» **DESCRIPTION OF THE TASK**: Pick out each line containing the string "reste" and copy it.

» **EXTRACTED MATERIAL**:
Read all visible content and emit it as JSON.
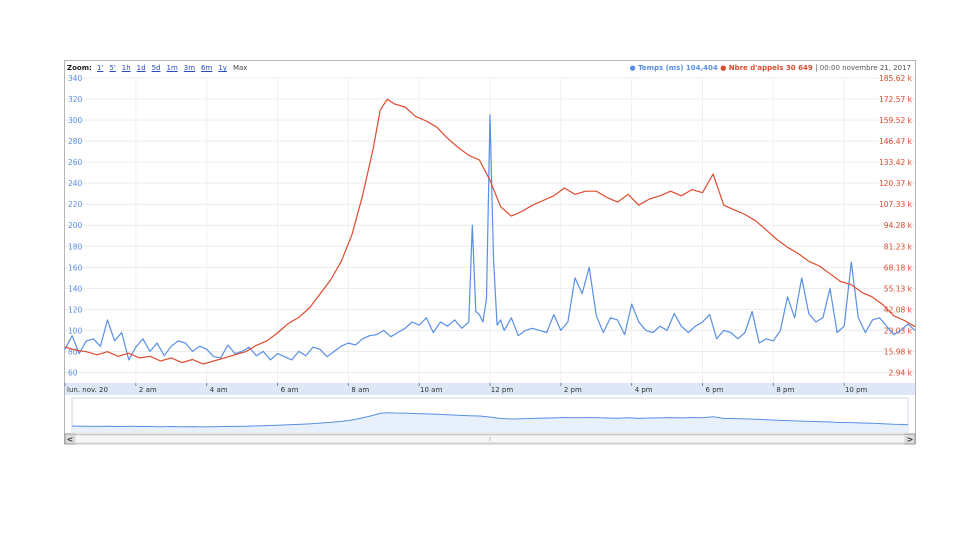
{
  "toolbar": {
    "zoom_label": "Zoom:",
    "zoom_options": [
      "1'",
      "5'",
      "1h",
      "1d",
      "5d",
      "1m",
      "3m",
      "6m",
      "1y",
      "Max"
    ],
    "active_zoom": "Max"
  },
  "legend": {
    "series1": "Temps (ms) 104,404",
    "series2": "Nbre d'appels 30 649",
    "date": "00:00 novembre 21, 2017",
    "series1_color": "#5a8fe6",
    "series2_color": "#dd4b2f"
  },
  "scrollbar": {
    "left_arrow": "<",
    "right_arrow": ">"
  },
  "chart_data": {
    "type": "line",
    "title": "",
    "x_unit": "hours since 00:00 Nov 20",
    "xlim": [
      0,
      24
    ],
    "x_ticks": [
      {
        "x": 0,
        "label": "lun. nov. 20"
      },
      {
        "x": 2,
        "label": "2 am"
      },
      {
        "x": 4,
        "label": "4 am"
      },
      {
        "x": 6,
        "label": "6 am"
      },
      {
        "x": 8,
        "label": "8 am"
      },
      {
        "x": 10,
        "label": "10 am"
      },
      {
        "x": 12,
        "label": "12 pm"
      },
      {
        "x": 14,
        "label": "2 pm"
      },
      {
        "x": 16,
        "label": "4 pm"
      },
      {
        "x": 18,
        "label": "6 pm"
      },
      {
        "x": 20,
        "label": "8 pm"
      },
      {
        "x": 22,
        "label": "10 pm"
      }
    ],
    "left_axis": {
      "ylim": [
        50,
        340
      ],
      "ticks": [
        60,
        80,
        100,
        120,
        140,
        160,
        180,
        200,
        220,
        240,
        260,
        280,
        300,
        320,
        340
      ]
    },
    "right_axis": {
      "ylim": [
        -10.11,
        185.62
      ],
      "ticks": [
        "2.94 k",
        "15.98 k",
        "29.03 k",
        "42.08 k",
        "55.13 k",
        "68.18 k",
        "81.23 k",
        "94.28 k",
        "107.33 k",
        "120.37 k",
        "133.42 k",
        "146.47 k",
        "159.52 k",
        "172.57 k",
        "185.62 k"
      ]
    },
    "series": [
      {
        "name": "Temps (ms)",
        "axis": "left",
        "color": "#5a8fe6",
        "x": [
          0,
          0.2,
          0.4,
          0.6,
          0.8,
          1.0,
          1.2,
          1.4,
          1.6,
          1.8,
          2.0,
          2.2,
          2.4,
          2.6,
          2.8,
          3.0,
          3.2,
          3.4,
          3.6,
          3.8,
          4.0,
          4.2,
          4.4,
          4.6,
          4.8,
          5.0,
          5.2,
          5.4,
          5.6,
          5.8,
          6.0,
          6.2,
          6.4,
          6.6,
          6.8,
          7.0,
          7.2,
          7.4,
          7.6,
          7.8,
          8.0,
          8.2,
          8.4,
          8.6,
          8.8,
          9.0,
          9.2,
          9.4,
          9.6,
          9.8,
          10.0,
          10.2,
          10.4,
          10.6,
          10.8,
          11.0,
          11.2,
          11.4,
          11.5,
          11.6,
          11.7,
          11.8,
          11.9,
          12.0,
          12.1,
          12.2,
          12.3,
          12.4,
          12.6,
          12.8,
          13.0,
          13.2,
          13.4,
          13.6,
          13.8,
          14.0,
          14.2,
          14.4,
          14.6,
          14.8,
          15.0,
          15.2,
          15.4,
          15.6,
          15.8,
          16.0,
          16.2,
          16.4,
          16.6,
          16.8,
          17.0,
          17.2,
          17.4,
          17.6,
          17.8,
          18.0,
          18.2,
          18.4,
          18.6,
          18.8,
          19.0,
          19.2,
          19.4,
          19.6,
          19.8,
          20.0,
          20.2,
          20.4,
          20.6,
          20.8,
          21.0,
          21.2,
          21.4,
          21.6,
          21.8,
          22.0,
          22.2,
          22.4,
          22.6,
          22.8,
          23.0,
          23.2,
          23.4,
          23.6,
          23.8,
          24.0
        ],
        "values": [
          82,
          95,
          78,
          90,
          92,
          85,
          110,
          90,
          98,
          72,
          84,
          92,
          80,
          88,
          76,
          85,
          90,
          88,
          80,
          85,
          82,
          75,
          74,
          86,
          78,
          80,
          84,
          76,
          80,
          72,
          78,
          75,
          72,
          80,
          76,
          84,
          82,
          75,
          80,
          85,
          88,
          86,
          92,
          95,
          96,
          100,
          94,
          98,
          102,
          108,
          105,
          112,
          98,
          108,
          104,
          110,
          102,
          108,
          200,
          118,
          115,
          108,
          130,
          305,
          168,
          105,
          110,
          100,
          112,
          95,
          100,
          102,
          100,
          98,
          115,
          100,
          108,
          150,
          135,
          160,
          114,
          98,
          112,
          110,
          96,
          125,
          108,
          100,
          98,
          104,
          100,
          116,
          104,
          98,
          104,
          108,
          115,
          92,
          100,
          98,
          92,
          98,
          118,
          88,
          92,
          90,
          100,
          132,
          112,
          150,
          116,
          108,
          112,
          140,
          98,
          104,
          165,
          112,
          98,
          110,
          112,
          104,
          96,
          100,
          106,
          100
        ]
      },
      {
        "name": "Nbre d'appels",
        "axis": "right",
        "color": "#dd4b2f",
        "x": [
          0,
          0.3,
          0.6,
          0.9,
          1.2,
          1.5,
          1.8,
          2.1,
          2.4,
          2.7,
          3.0,
          3.3,
          3.6,
          3.9,
          4.2,
          4.5,
          4.8,
          5.1,
          5.4,
          5.7,
          6.0,
          6.3,
          6.6,
          6.9,
          7.2,
          7.5,
          7.8,
          8.1,
          8.4,
          8.7,
          8.9,
          9.1,
          9.3,
          9.6,
          9.9,
          10.2,
          10.5,
          10.8,
          11.1,
          11.4,
          11.7,
          12.0,
          12.3,
          12.6,
          12.9,
          13.2,
          13.5,
          13.8,
          14.1,
          14.4,
          14.7,
          15.0,
          15.3,
          15.6,
          15.9,
          16.2,
          16.5,
          16.8,
          17.1,
          17.4,
          17.7,
          18.0,
          18.3,
          18.6,
          18.9,
          19.2,
          19.5,
          19.8,
          20.1,
          20.4,
          20.7,
          21.0,
          21.3,
          21.6,
          21.9,
          22.2,
          22.5,
          22.8,
          23.1,
          23.4,
          23.7,
          24.0
        ],
        "values": [
          13,
          11,
          10,
          8,
          10,
          7,
          9,
          6,
          7,
          4,
          6,
          3,
          5,
          2,
          4,
          6,
          8,
          10,
          14,
          17,
          22,
          28,
          32,
          38,
          47,
          56,
          68,
          85,
          110,
          140,
          165,
          172,
          169,
          167,
          161,
          158,
          154,
          147,
          141,
          136,
          133,
          120,
          103,
          97,
          100,
          104,
          107,
          110,
          115,
          111,
          113,
          113,
          109,
          106,
          111,
          104,
          108,
          110,
          113,
          110,
          114,
          112,
          124,
          104,
          101,
          98,
          94,
          88,
          82,
          77,
          73,
          68,
          65,
          60,
          55,
          53,
          48,
          45,
          40,
          33,
          30,
          26
        ]
      }
    ]
  }
}
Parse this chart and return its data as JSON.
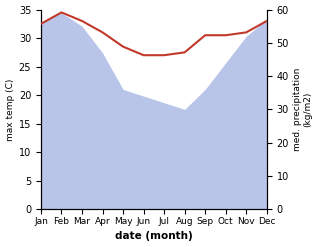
{
  "months": [
    "Jan",
    "Feb",
    "Mar",
    "Apr",
    "May",
    "Jun",
    "Jul",
    "Aug",
    "Sep",
    "Oct",
    "Nov",
    "Dec"
  ],
  "temp": [
    32.5,
    34.5,
    33.0,
    31.0,
    28.5,
    27.0,
    27.0,
    27.5,
    30.5,
    30.5,
    31.0,
    33.0
  ],
  "precip": [
    56,
    59,
    55,
    47,
    36,
    34,
    32,
    30,
    36,
    44,
    52,
    57
  ],
  "temp_color": "#c0392b",
  "precip_fill_color": "#b8c4e8",
  "temp_ylim": [
    0,
    35
  ],
  "precip_ylim": [
    0,
    60
  ],
  "xlabel": "date (month)",
  "ylabel_left": "max temp (C)",
  "ylabel_right": "med. precipitation\n(kg/m2)",
  "bg_color": "#ffffff"
}
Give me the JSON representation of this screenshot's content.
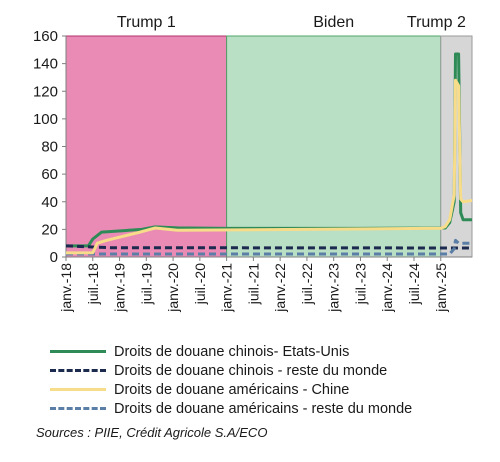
{
  "chart_data": {
    "type": "line",
    "title": "",
    "xlabel": "",
    "ylabel": "",
    "ylim": [
      0,
      160
    ],
    "yticks": [
      0,
      20,
      40,
      60,
      80,
      100,
      120,
      140,
      160
    ],
    "xlim": [
      "2018-01",
      "2025-08"
    ],
    "xticks": [
      {
        "date": "2018-01",
        "label": "janv.-18"
      },
      {
        "date": "2018-07",
        "label": "juil.-18"
      },
      {
        "date": "2019-01",
        "label": "janv.-19"
      },
      {
        "date": "2019-07",
        "label": "juil.-19"
      },
      {
        "date": "2020-01",
        "label": "janv.-20"
      },
      {
        "date": "2020-07",
        "label": "juil.-20"
      },
      {
        "date": "2021-01",
        "label": "janv.-21"
      },
      {
        "date": "2021-07",
        "label": "juil.-21"
      },
      {
        "date": "2022-01",
        "label": "janv.-22"
      },
      {
        "date": "2022-07",
        "label": "juil.-22"
      },
      {
        "date": "2023-01",
        "label": "janv.-23"
      },
      {
        "date": "2023-07",
        "label": "juil.-23"
      },
      {
        "date": "2024-01",
        "label": "janv.-24"
      },
      {
        "date": "2024-07",
        "label": "juil.-24"
      },
      {
        "date": "2025-01",
        "label": "janv.-25"
      }
    ],
    "periods": [
      {
        "label": "Trump 1",
        "start": "2018-01",
        "end": "2021-01",
        "color": "#e98bb4"
      },
      {
        "label": "Biden",
        "start": "2021-01",
        "end": "2025-01",
        "color": "#b9dfc4"
      },
      {
        "label": "Trump 2",
        "start": "2025-01",
        "end": "2025-08",
        "color": "#d6d6d6"
      }
    ],
    "series": [
      {
        "name": "Droits de douane chinois- Etats-Unis",
        "color": "#2e8b57",
        "dash": "solid",
        "points": [
          [
            "2018-01",
            8
          ],
          [
            "2018-06",
            8
          ],
          [
            "2018-07",
            13
          ],
          [
            "2018-09",
            18
          ],
          [
            "2019-06",
            20
          ],
          [
            "2019-09",
            21.8
          ],
          [
            "2020-02",
            21.1
          ],
          [
            "2021-01",
            20.7
          ],
          [
            "2023-06",
            20.7
          ],
          [
            "2025-02",
            21
          ],
          [
            "2025-03",
            25
          ],
          [
            "2025-04",
            40
          ],
          [
            "2025-04-10",
            147
          ],
          [
            "2025-05",
            147
          ],
          [
            "2025-05-15",
            32
          ],
          [
            "2025-06",
            27
          ],
          [
            "2025-08",
            27
          ]
        ]
      },
      {
        "name": "Droits de douane chinois - reste du monde",
        "color": "#1c2a4f",
        "dash": "dash",
        "points": [
          [
            "2018-01",
            8
          ],
          [
            "2018-11",
            6.7
          ],
          [
            "2025-08",
            6.5
          ]
        ]
      },
      {
        "name": "Droits de douane américains - Chine",
        "color": "#f7dc8a",
        "dash": "solid",
        "points": [
          [
            "2018-01",
            3
          ],
          [
            "2018-07",
            3.1
          ],
          [
            "2018-08",
            10
          ],
          [
            "2018-10",
            12
          ],
          [
            "2019-05",
            17.5
          ],
          [
            "2019-09",
            21
          ],
          [
            "2020-02",
            19.3
          ],
          [
            "2025-01",
            20.8
          ],
          [
            "2025-02",
            22
          ],
          [
            "2025-03",
            27
          ],
          [
            "2025-04",
            45
          ],
          [
            "2025-04-10",
            128
          ],
          [
            "2025-05",
            124
          ],
          [
            "2025-05-15",
            42
          ],
          [
            "2025-06",
            40
          ],
          [
            "2025-08",
            41
          ]
        ]
      },
      {
        "name": "Droits de douane américains - reste du monde",
        "color": "#5a7ea6",
        "dash": "dash",
        "points": [
          [
            "2018-01",
            2.2
          ],
          [
            "2025-03",
            2.2
          ],
          [
            "2025-04",
            6
          ],
          [
            "2025-04-10",
            12
          ],
          [
            "2025-05",
            10
          ],
          [
            "2025-08",
            10
          ]
        ]
      }
    ]
  },
  "source": "Sources : PIIE, Crédit Agricole S.A/ECO"
}
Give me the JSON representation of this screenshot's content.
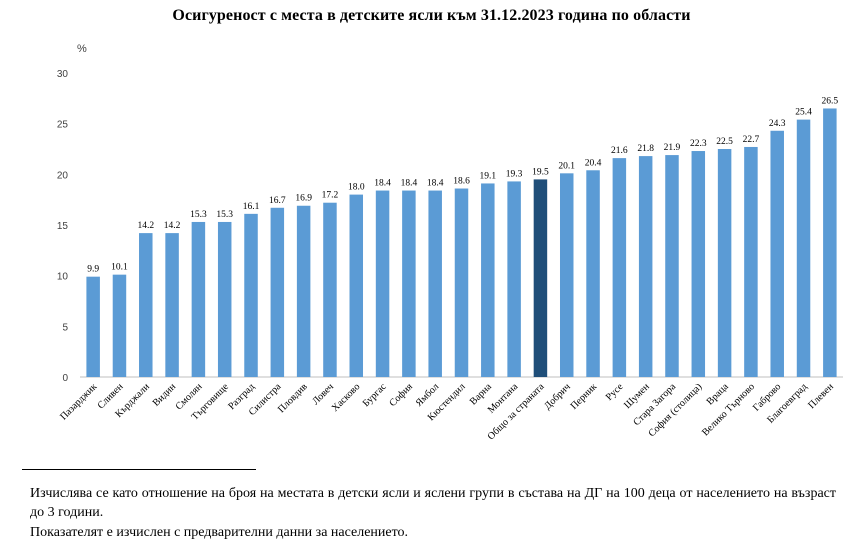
{
  "title": "Осигуреност с места в детските ясли към 31.12.2023 година по области",
  "footnote": {
    "line1": "Изчислява се като отношение на броя на местата в детски ясли и яслени групи в състава на ДГ на 100 деца от населението на възраст до 3 години.",
    "line2": "Показателят е изчислен с предварителни данни за населението."
  },
  "chart_data": {
    "type": "bar",
    "title": "Осигуреност с места в детските ясли към 31.12.2023 година по области",
    "ylabel": "%",
    "xlabel": "",
    "ylim": [
      0,
      30
    ],
    "yticks": [
      0,
      5,
      10,
      15,
      20,
      25,
      30
    ],
    "grid": false,
    "legend": "none",
    "colors": {
      "bar": "#5b9bd5",
      "highlight": "#1f4e79",
      "axis": "#bfbfbf"
    },
    "highlight_category": "Общо за страната",
    "categories": [
      "Пазарджик",
      "Сливен",
      "Кърджали",
      "Видин",
      "Смолян",
      "Търговище",
      "Разград",
      "Силистра",
      "Пловдив",
      "Ловеч",
      "Хасково",
      "Бургас",
      "София",
      "Ямбол",
      "Кюстендил",
      "Варна",
      "Монтана",
      "Общо за страната",
      "Добрич",
      "Перник",
      "Русе",
      "Шумен",
      "Стара Загора",
      "София (столица)",
      "Враца",
      "Велико Търново",
      "Габрово",
      "Благоевград",
      "Плевен"
    ],
    "values": [
      9.9,
      10.1,
      14.2,
      14.2,
      15.3,
      15.3,
      16.1,
      16.7,
      16.9,
      17.2,
      18.0,
      18.4,
      18.4,
      18.4,
      18.6,
      19.1,
      19.3,
      19.5,
      20.1,
      20.4,
      21.6,
      21.8,
      21.9,
      22.3,
      22.5,
      22.7,
      24.3,
      25.4,
      26.5
    ]
  }
}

» **PROBLEM SOLUTION**:
        "name": "Droits de douane chinois - reste du monde",
        "name": "Droits de douane américains - reste du monde",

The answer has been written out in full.